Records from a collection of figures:
........

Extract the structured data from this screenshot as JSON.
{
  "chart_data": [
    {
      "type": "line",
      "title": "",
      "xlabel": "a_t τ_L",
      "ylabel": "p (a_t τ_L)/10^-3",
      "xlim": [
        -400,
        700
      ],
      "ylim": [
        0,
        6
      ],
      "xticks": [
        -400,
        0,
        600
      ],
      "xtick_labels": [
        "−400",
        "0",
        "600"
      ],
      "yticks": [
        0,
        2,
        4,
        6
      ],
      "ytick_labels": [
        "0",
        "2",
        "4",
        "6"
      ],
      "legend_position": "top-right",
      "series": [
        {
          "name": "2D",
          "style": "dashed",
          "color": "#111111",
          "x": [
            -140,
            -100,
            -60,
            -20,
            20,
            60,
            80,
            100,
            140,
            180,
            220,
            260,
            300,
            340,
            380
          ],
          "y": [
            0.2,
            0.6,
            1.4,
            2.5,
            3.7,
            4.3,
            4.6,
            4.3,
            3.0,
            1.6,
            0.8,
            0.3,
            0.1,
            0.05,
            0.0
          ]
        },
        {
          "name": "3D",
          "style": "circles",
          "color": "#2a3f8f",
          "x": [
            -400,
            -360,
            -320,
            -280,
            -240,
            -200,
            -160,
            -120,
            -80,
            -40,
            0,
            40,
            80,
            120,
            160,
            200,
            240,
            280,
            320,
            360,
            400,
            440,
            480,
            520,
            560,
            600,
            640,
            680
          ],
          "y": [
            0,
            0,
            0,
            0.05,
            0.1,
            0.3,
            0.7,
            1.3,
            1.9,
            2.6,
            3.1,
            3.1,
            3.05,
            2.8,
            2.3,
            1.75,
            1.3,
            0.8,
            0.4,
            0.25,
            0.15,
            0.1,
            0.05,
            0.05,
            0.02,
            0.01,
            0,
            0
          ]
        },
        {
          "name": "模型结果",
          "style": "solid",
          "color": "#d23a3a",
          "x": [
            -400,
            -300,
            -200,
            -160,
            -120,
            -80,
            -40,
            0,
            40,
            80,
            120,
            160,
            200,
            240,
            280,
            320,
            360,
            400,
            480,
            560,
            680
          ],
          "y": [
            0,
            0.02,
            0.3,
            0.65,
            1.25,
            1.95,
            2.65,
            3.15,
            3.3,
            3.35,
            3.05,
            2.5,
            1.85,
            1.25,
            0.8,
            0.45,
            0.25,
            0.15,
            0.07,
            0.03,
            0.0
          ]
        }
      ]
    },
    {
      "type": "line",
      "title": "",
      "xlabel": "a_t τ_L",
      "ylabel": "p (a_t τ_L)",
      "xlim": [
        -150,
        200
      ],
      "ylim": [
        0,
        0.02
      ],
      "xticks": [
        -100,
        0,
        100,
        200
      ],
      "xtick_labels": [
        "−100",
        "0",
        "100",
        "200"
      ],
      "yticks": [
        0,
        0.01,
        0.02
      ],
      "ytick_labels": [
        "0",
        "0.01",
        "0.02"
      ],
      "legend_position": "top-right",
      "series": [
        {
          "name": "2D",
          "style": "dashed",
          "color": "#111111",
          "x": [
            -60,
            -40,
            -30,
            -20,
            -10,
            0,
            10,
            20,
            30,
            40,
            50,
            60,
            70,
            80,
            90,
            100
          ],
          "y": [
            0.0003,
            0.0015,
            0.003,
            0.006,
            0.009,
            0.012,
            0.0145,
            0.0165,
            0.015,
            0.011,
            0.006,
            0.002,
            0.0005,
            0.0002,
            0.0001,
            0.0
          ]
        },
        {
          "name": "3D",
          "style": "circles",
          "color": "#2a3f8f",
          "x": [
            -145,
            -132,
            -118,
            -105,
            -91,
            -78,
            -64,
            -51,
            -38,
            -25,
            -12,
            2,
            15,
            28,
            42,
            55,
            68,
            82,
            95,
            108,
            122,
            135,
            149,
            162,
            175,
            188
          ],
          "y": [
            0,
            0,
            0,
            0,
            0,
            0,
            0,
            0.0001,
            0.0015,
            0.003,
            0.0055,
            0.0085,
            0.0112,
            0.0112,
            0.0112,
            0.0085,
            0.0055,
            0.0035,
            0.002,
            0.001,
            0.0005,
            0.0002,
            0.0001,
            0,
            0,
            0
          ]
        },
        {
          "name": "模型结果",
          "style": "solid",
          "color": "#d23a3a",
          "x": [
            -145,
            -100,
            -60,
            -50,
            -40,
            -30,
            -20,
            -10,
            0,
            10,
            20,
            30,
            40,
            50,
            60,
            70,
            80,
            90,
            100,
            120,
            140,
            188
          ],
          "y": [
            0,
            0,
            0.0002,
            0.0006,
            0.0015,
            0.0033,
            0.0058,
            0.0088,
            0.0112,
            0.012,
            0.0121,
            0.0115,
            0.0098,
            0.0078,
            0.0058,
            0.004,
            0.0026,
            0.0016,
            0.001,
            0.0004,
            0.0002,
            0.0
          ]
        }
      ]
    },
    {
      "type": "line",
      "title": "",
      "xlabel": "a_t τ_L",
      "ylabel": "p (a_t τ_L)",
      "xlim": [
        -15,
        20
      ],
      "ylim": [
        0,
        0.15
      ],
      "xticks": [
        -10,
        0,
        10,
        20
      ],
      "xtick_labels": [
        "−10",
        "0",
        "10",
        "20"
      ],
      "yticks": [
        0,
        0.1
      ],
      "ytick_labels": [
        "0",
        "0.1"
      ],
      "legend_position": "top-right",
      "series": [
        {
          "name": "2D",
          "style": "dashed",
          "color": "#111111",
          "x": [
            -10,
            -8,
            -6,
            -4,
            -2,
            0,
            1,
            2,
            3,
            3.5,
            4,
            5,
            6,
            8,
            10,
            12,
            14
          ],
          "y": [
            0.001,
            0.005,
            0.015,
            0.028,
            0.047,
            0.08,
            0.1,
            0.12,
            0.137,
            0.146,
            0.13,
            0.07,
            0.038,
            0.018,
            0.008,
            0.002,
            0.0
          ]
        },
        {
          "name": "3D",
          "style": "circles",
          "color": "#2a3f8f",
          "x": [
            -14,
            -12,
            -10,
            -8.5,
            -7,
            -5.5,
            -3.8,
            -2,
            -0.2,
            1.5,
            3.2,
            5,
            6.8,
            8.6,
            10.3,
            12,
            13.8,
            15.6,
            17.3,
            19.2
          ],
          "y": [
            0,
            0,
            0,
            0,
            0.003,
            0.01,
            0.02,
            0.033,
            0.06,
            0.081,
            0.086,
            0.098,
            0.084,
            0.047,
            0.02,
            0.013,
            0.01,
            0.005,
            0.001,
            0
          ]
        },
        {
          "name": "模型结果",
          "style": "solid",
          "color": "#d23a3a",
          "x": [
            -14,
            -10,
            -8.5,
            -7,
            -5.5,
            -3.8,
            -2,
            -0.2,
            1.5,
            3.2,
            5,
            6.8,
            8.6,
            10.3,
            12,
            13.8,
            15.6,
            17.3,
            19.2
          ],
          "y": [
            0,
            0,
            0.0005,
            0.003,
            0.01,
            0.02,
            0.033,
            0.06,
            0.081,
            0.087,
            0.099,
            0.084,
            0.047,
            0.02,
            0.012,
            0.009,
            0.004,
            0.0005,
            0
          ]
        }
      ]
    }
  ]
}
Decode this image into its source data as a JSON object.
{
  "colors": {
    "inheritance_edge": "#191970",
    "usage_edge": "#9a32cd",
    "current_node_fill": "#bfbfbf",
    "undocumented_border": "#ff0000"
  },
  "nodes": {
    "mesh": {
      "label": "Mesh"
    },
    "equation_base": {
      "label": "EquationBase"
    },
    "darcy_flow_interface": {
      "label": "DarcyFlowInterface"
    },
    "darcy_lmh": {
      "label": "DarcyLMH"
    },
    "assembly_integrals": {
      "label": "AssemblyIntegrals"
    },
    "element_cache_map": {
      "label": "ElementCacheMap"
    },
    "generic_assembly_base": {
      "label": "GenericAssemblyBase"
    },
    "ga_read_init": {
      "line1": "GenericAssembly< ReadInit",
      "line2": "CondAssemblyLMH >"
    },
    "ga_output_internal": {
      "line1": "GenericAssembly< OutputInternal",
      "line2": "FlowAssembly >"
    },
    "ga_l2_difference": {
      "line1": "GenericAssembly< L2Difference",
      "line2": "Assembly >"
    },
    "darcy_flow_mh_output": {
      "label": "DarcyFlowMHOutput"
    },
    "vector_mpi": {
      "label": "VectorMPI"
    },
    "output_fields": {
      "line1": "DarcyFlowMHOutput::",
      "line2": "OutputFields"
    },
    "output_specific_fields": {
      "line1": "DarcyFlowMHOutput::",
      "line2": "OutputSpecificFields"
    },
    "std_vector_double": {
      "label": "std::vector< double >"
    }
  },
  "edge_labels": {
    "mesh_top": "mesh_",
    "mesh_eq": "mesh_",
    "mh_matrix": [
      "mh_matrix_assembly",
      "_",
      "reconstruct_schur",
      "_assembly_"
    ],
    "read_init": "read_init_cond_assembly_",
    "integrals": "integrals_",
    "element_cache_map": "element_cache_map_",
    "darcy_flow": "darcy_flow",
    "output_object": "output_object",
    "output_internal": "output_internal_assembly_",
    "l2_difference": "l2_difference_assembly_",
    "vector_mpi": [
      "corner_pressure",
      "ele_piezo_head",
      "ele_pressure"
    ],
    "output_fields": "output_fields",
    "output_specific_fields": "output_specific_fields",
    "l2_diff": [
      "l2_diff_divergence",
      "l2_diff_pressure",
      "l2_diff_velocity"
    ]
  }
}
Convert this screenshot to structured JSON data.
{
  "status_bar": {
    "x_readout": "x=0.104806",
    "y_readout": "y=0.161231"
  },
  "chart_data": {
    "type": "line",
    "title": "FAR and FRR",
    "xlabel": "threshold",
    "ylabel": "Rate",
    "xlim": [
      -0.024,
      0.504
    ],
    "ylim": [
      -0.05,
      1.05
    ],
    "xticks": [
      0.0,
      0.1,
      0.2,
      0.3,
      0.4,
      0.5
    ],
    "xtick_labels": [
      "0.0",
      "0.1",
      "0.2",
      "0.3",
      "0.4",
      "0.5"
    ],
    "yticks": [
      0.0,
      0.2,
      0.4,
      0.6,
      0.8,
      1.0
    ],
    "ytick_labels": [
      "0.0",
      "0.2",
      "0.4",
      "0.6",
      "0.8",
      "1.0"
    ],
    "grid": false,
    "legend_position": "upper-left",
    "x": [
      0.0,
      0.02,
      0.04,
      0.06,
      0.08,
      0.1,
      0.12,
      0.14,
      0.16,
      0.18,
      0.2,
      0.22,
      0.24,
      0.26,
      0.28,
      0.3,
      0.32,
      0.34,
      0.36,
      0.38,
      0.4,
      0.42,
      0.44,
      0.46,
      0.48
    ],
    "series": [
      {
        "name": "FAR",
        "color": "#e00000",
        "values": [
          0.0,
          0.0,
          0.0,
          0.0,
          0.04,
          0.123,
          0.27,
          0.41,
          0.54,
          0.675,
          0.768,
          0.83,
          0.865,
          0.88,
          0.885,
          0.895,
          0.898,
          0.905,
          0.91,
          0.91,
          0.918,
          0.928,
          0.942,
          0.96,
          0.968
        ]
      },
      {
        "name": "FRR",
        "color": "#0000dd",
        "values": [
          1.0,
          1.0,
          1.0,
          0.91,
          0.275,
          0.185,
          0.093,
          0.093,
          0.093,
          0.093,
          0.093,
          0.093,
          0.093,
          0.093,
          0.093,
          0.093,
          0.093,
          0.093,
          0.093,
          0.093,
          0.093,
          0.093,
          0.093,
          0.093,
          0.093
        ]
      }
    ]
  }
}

........

Given request: The lines to collect are those holding the string "JSON"; copy them all.

Complete response:
Extract the structured data from this screenshot as JSON.
Decode this image into its source data as a JSON object.
Convert this screenshot to structured JSON data.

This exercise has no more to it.